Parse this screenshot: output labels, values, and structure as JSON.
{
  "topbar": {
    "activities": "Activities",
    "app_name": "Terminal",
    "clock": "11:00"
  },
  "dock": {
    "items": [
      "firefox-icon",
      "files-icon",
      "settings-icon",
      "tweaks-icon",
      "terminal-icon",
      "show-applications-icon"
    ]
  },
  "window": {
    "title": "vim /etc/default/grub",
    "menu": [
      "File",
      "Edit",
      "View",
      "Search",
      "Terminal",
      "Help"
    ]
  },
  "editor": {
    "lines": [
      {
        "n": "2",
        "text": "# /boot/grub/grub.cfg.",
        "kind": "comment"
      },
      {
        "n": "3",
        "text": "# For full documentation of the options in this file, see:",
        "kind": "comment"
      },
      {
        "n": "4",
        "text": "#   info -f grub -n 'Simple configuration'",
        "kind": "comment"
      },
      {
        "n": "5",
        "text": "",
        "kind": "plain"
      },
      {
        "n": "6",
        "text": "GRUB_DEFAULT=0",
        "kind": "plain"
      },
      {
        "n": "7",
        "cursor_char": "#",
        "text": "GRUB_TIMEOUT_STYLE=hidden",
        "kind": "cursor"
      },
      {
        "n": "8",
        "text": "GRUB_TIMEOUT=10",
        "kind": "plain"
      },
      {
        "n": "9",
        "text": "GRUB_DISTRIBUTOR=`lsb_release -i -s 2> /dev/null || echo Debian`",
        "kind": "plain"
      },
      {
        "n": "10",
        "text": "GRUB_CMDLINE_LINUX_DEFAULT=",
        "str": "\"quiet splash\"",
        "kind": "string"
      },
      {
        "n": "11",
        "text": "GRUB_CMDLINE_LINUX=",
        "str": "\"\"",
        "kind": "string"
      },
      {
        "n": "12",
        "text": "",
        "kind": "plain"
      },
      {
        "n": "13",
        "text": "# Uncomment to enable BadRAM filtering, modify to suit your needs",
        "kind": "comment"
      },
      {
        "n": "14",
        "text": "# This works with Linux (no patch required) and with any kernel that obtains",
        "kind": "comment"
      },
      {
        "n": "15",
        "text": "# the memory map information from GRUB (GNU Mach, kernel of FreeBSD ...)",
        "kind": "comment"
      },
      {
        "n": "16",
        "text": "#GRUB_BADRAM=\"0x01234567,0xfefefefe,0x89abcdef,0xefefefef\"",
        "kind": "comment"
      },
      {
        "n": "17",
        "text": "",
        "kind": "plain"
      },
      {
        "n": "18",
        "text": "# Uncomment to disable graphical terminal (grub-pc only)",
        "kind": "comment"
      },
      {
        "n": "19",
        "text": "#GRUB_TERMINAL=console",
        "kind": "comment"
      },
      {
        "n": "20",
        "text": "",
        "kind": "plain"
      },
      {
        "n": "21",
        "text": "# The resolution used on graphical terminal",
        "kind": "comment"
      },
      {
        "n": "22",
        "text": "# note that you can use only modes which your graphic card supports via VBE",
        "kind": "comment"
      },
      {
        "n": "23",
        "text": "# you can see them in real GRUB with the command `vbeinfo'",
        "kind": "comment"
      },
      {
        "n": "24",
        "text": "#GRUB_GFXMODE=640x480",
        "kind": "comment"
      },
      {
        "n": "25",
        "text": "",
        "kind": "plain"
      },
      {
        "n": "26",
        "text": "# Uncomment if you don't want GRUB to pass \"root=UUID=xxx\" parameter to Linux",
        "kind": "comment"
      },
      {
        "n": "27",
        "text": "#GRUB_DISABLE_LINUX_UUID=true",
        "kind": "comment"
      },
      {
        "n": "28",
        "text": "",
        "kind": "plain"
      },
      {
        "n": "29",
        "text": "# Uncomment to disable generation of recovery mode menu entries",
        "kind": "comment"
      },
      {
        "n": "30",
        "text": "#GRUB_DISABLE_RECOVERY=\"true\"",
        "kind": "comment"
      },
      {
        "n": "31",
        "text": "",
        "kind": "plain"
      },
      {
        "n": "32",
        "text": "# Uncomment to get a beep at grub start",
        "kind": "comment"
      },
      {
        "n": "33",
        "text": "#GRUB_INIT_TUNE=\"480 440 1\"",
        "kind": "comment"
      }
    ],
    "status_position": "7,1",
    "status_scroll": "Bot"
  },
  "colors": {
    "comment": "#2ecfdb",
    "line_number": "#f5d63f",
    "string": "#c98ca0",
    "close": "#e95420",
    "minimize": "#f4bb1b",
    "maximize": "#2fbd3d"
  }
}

Exercise objective
Copy the material above, line for line.

Written answer
Parse this screenshot: output labels, values, and structure as JSON.
{
  "topbar": {
    "activities": "Activities",
    "app_name": "Terminal",
    "clock": "11:00"
  },
  "dock": {
    "items": [
      "firefox-icon",
      "files-icon",
      "settings-icon",
      "tweaks-icon",
      "terminal-icon",
      "show-applications-icon"
    ]
  },
  "window": {
    "title": "vim /etc/default/grub",
    "menu": [
      "File",
      "Edit",
      "View",
      "Search",
      "Terminal",
      "Help"
    ]
  },
  "editor": {
    "lines": [
      {
        "n": "2",
        "text": "# /boot/grub/grub.cfg.",
        "kind": "comment"
      },
      {
        "n": "3",
        "text": "# For full documentation of the options in this file, see:",
        "kind": "comment"
      },
      {
        "n": "4",
        "text": "#   info -f grub -n 'Simple configuration'",
        "kind": "comment"
      },
      {
        "n": "5",
        "text": "",
        "kind": "plain"
      },
      {
        "n": "6",
        "text": "GRUB_DEFAULT=0",
        "kind": "plain"
      },
      {
        "n": "7",
        "cursor_char": "#",
        "text": "GRUB_TIMEOUT_STYLE=hidden",
        "kind": "cursor"
      },
      {
        "n": "8",
        "text": "GRUB_TIMEOUT=10",
        "kind": "plain"
      },
      {
        "n": "9",
        "text": "GRUB_DISTRIBUTOR=`lsb_release -i -s 2> /dev/null || echo Debian`",
        "kind": "plain"
      },
      {
        "n": "10",
        "text": "GRUB_CMDLINE_LINUX_DEFAULT=",
        "str": "\"quiet splash\"",
        "kind": "string"
      },
      {
        "n": "11",
        "text": "GRUB_CMDLINE_LINUX=",
        "str": "\"\"",
        "kind": "string"
      },
      {
        "n": "12",
        "text": "",
        "kind": "plain"
      },
      {
        "n": "13",
        "text": "# Uncomment to enable BadRAM filtering, modify to suit your needs",
        "kind": "comment"
      },
      {
        "n": "14",
        "text": "# This works with Linux (no patch required) and with any kernel that obtains",
        "kind": "comment"
      },
      {
        "n": "15",
        "text": "# the memory map information from GRUB (GNU Mach, kernel of FreeBSD ...)",
        "kind": "comment"
      },
      {
        "n": "16",
        "text": "#GRUB_BADRAM=\"0x01234567,0xfefefefe,0x89abcdef,0xefefefef\"",
        "kind": "comment"
      },
      {
        "n": "17",
        "text": "",
        "kind": "plain"
      },
      {
        "n": "18",
        "text": "# Uncomment to disable graphical terminal (grub-pc only)",
        "kind": "comment"
      },
      {
        "n": "19",
        "text": "#GRUB_TERMINAL=console",
        "kind": "comment"
      },
      {
        "n": "20",
        "text": "",
        "kind": "plain"
      },
      {
        "n": "21",
        "text": "# The resolution used on graphical terminal",
        "kind": "comment"
      },
      {
        "n": "22",
        "text": "# note that you can use only modes which your graphic card supports via VBE",
        "kind": "comment"
      },
      {
        "n": "23",
        "text": "# you can see them in real GRUB with the command `vbeinfo'",
        "kind": "comment"
      },
      {
        "n": "24",
        "text": "#GRUB_GFXMODE=640x480",
        "kind": "comment"
      },
      {
        "n": "25",
        "text": "",
        "kind": "plain"
      },
      {
        "n": "26",
        "text": "# Uncomment if you don't want GRUB to pass \"root=UUID=xxx\" parameter to Linux",
        "kind": "comment"
      },
      {
        "n": "27",
        "text": "#GRUB_DISABLE_LINUX_UUID=true",
        "kind": "comment"
      },
      {
        "n": "28",
        "text": "",
        "kind": "plain"
      },
      {
        "n": "29",
        "text": "# Uncomment to disable generation of recovery mode menu entries",
        "kind": "comment"
      },
      {
        "n": "30",
        "text": "#GRUB_DISABLE_RECOVERY=\"true\"",
        "kind": "comment"
      },
      {
        "n": "31",
        "text": "",
        "kind": "plain"
      },
      {
        "n": "32",
        "text": "# Uncomment to get a beep at grub start",
        "kind": "comment"
      },
      {
        "n": "33",
        "text": "#GRUB_INIT_TUNE=\"480 440 1\"",
        "kind": "comment"
      }
    ],
    "status_position": "7,1",
    "status_scroll": "Bot"
  },
  "colors": {
    "comment": "#2ecfdb",
    "line_number": "#f5d63f",
    "string": "#c98ca0",
    "close": "#e95420",
    "minimize": "#f4bb1b",
    "maximize": "#2fbd3d"
  }
}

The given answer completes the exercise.